- [WHAT THIS TASK INVOLVES]
Each record is to be transcribed exactly.

————

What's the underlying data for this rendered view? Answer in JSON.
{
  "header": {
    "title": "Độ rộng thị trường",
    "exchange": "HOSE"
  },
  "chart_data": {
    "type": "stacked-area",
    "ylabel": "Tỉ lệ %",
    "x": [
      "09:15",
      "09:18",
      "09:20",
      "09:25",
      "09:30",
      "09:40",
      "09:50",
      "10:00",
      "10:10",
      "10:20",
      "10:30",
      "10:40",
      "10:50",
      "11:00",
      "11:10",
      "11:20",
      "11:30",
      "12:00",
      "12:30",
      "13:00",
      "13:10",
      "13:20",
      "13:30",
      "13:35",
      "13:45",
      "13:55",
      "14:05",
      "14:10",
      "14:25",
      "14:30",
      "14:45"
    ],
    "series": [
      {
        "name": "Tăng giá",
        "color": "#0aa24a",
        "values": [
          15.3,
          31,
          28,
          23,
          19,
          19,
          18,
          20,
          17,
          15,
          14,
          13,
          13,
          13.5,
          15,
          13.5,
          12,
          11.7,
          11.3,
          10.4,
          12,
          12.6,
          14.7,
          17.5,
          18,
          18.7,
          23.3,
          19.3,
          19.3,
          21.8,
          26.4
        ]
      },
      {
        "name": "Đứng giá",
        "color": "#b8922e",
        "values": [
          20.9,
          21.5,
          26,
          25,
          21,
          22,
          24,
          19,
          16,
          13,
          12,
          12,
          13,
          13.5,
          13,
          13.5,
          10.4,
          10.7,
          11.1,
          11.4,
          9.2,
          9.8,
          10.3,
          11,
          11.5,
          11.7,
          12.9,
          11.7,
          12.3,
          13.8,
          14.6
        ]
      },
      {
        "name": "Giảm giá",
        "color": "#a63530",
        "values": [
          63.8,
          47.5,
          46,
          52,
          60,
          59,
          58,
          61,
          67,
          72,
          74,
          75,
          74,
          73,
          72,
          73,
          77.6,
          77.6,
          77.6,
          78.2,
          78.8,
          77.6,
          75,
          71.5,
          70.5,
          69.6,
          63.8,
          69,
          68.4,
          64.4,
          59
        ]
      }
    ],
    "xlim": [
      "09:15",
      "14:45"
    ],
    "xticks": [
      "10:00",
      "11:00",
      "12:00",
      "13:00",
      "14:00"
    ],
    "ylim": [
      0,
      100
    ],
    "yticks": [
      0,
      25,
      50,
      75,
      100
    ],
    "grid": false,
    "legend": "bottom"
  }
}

————

- [ANSWER TO THIS TASK]
What's the underlying data for this rendered view? Answer in JSON.
{
  "header": {
    "title": "Độ rộng thị trường",
    "exchange": "HOSE"
  },
  "chart_data": {
    "type": "stacked-area",
    "ylabel": "Tỉ lệ %",
    "x": [
      "09:15",
      "09:18",
      "09:20",
      "09:25",
      "09:30",
      "09:40",
      "09:50",
      "10:00",
      "10:10",
      "10:20",
      "10:30",
      "10:40",
      "10:50",
      "11:00",
      "11:10",
      "11:20",
      "11:30",
      "12:00",
      "12:30",
      "13:00",
      "13:10",
      "13:20",
      "13:30",
      "13:35",
      "13:45",
      "13:55",
      "14:05",
      "14:10",
      "14:25",
      "14:30",
      "14:45"
    ],
    "series": [
      {
        "name": "Tăng giá",
        "color": "#0aa24a",
        "values": [
          15.3,
          31,
          28,
          23,
          19,
          19,
          18,
          20,
          17,
          15,
          14,
          13,
          13,
          13.5,
          15,
          13.5,
          12,
          11.7,
          11.3,
          10.4,
          12,
          12.6,
          14.7,
          17.5,
          18,
          18.7,
          23.3,
          19.3,
          19.3,
          21.8,
          26.4
        ]
      },
      {
        "name": "Đứng giá",
        "color": "#b8922e",
        "values": [
          20.9,
          21.5,
          26,
          25,
          21,
          22,
          24,
          19,
          16,
          13,
          12,
          12,
          13,
          13.5,
          13,
          13.5,
          10.4,
          10.7,
          11.1,
          11.4,
          9.2,
          9.8,
          10.3,
          11,
          11.5,
          11.7,
          12.9,
          11.7,
          12.3,
          13.8,
          14.6
        ]
      },
      {
        "name": "Giảm giá",
        "color": "#a63530",
        "values": [
          63.8,
          47.5,
          46,
          52,
          60,
          59,
          58,
          61,
          67,
          72,
          74,
          75,
          74,
          73,
          72,
          73,
          77.6,
          77.6,
          77.6,
          78.2,
          78.8,
          77.6,
          75,
          71.5,
          70.5,
          69.6,
          63.8,
          69,
          68.4,
          64.4,
          59
        ]
      }
    ],
    "xlim": [
      "09:15",
      "14:45"
    ],
    "xticks": [
      "10:00",
      "11:00",
      "12:00",
      "13:00",
      "14:00"
    ],
    "ylim": [
      0,
      100
    ],
    "yticks": [
      0,
      25,
      50,
      75,
      100
    ],
    "grid": false,
    "legend": "bottom"
  }
}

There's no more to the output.